He was Singaporean Navy Officer Sam Tan Wei Shen.

On May 29, 2012, Tan received his diploma from Leon E. Panetta -- the defence secretary under the Obama administration -- at the Naval Academy Graduation and Commission Ceremony in Annapolis, Maryland.

Getting into the academy is no easy feat.

Established in 1845, the academy states on its website that "competition is fierce" -- a claim corroborated by Forbes's report that the acceptance rate sits at 8 per cent.

Taking to Facebook, Prime Minister Lee Hsien Loong also highlighted Tan's achievement in a post in July 2012.

Tan's success made history, and was featured in a virtual photo exhibition that celebrates 55 years of diplomatic relations between Singapore and the U.S.

Called "From Sea to Shining Seas: 55 years of U.S. - Singapore Relations in Photos", the exhibition highlights events of cultural exchange and stories between Singapore and the U.S. over half a century of diplomatic ties.

Music for the exhibition produced by Singaporean musicians

Upon clicking on the link of the virtual exhibition, visitors are greeted by an instrumental rendition of Ray Charles's "American the Beautiful".

According to the description of the exhibition, the instrumental track is produced by three Singaporean musicians -- Ramesh Krishnan, Munir Alsagoff, and Mohamed Noor.

Interesting historical facts

Apart from highlighting diplomatic connections and security cooperation, the exhibition also sheds light on interesting historical facts that the public may not usually come across.

For instance, few would know that the first fully air-conditioned building in Singapore was actually the former U.S. Embassy building in Singapore.

Completed in 1961, the former embassy building was located at 30 Hill Street, and became the first official U.S. Embassy when the two countries established formal diplomatic ties on Apr. 4, 1966.

On Oct. 24 1973, the legendary American boxer -- Muhammad Ali -- showcased two exhibition fights at the newly built National Stadium at Kallang.

Ali visited Singapore again in 2005 when he was supporting New York City's bid to host the 2012 Olympic Games.

Visitors to the virtual exhibition can read more about American stars like Duke Ellington and Louis Armstrong who performed in Singapore back in the days.

SAF soldier showing Marine durian on Pulau Tekong

Security cooperation between Singapore and the U.S. extends to annual bilateral military exercises as well.

**Source data:**
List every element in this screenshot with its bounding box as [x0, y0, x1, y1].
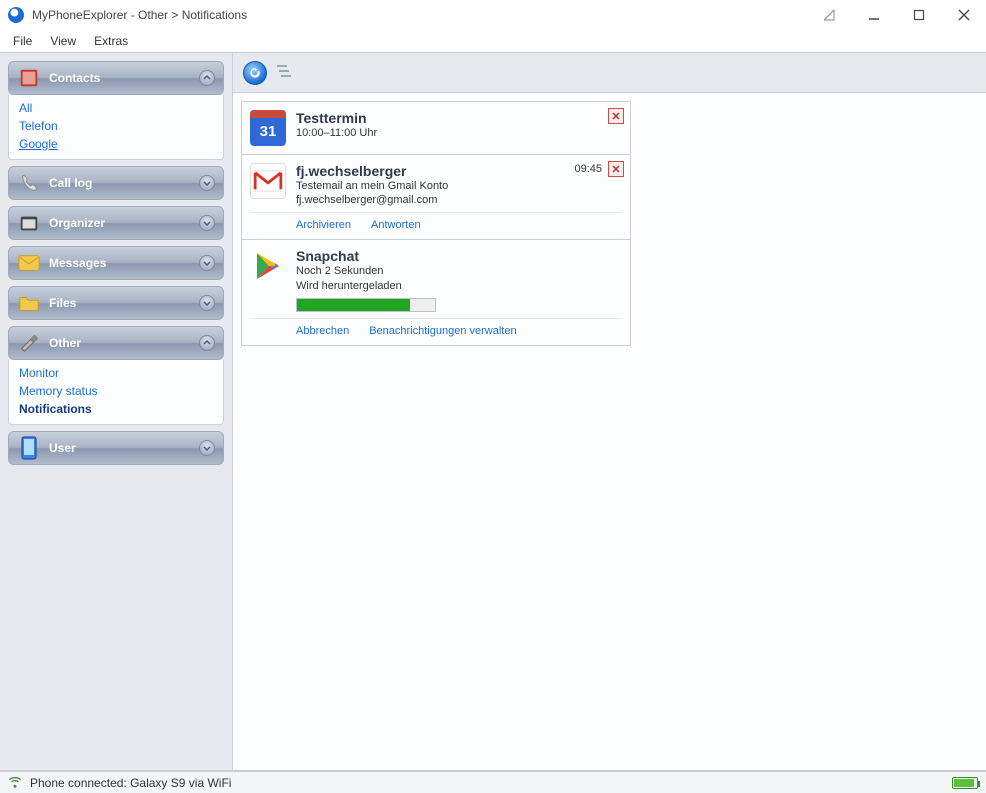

**What to produce:** Continue the article on the U.S.–Singapore photo exhibition, starting right after its last sentence.

**Task response:**
One of the images featured on the exhibition show a Singapore Armed Forces (SAF) soldier introducing the durian fruit to a U.S. Marine on Pulau Tekong as part of jungle survival training during Exercise Valiant Mark in 2019.

SAF solider introducing U.S. Marine to durian during Exercise Valiant Mark 2019. (Image via U.S. Department of Defence)

Exercise Valiant Mark is an annual exercise conducted by the SAF and the U.S. Marine Corps that dates back to 1991.

American businesses in Singapore

Highlighting American companies' presence in Singapore, part of the exhibition is dedicated to notable organisations that have conducted business in Singapore since 1902.

For instance, Citi has operated in Singapore since 1902, when its predecessor company, the International Banking Corporation, became the first American bank to open here.

Singapore was also the first country in Asia to sign a free trade agreement with the U.S., when then-Prime Minister Goh Chok Tong and ex-U.S. President George Bush inked the deal on May 6, 2003.

"1960s Singapore through an American lens"

The exhibition also features a collection of photos of Singapore in the 1960s, taken by diplomat George W. Porter during his stint at the U.S. Embassy from 1965 to 1970.

Porter captured images of "everyday life", and objects for his portraits ranged from cargo ships in action at the Singapore River to young children attending lessons in school.

Dubbed as the "never-before-published photos (that) document the birth of a global powerhouse", his photos were published in a book titled "Singapore 60s: An Age of Discovery" in 2015.

Porter also donated some of his prints to the National Archives of Singapore prior to his death in 2015, and his children followed in his footsteps by contributing photos to this exhibition.

Porter's children -- Aaron and Elise -- now recount their days in Singapore with fondness, with Elise adding that Singapore was the place where she "transitioned from a child to an adult", having spent her high school days here.

Chargé d'Affaires: "Proud of the rich history"

Speaking about the 55-year-long relations between Singapore and the U.S., the U.S. Embassy's Chargé d'Affaires Rafik Mansour acknowledged the "deep economic, security, and people-to-people ties".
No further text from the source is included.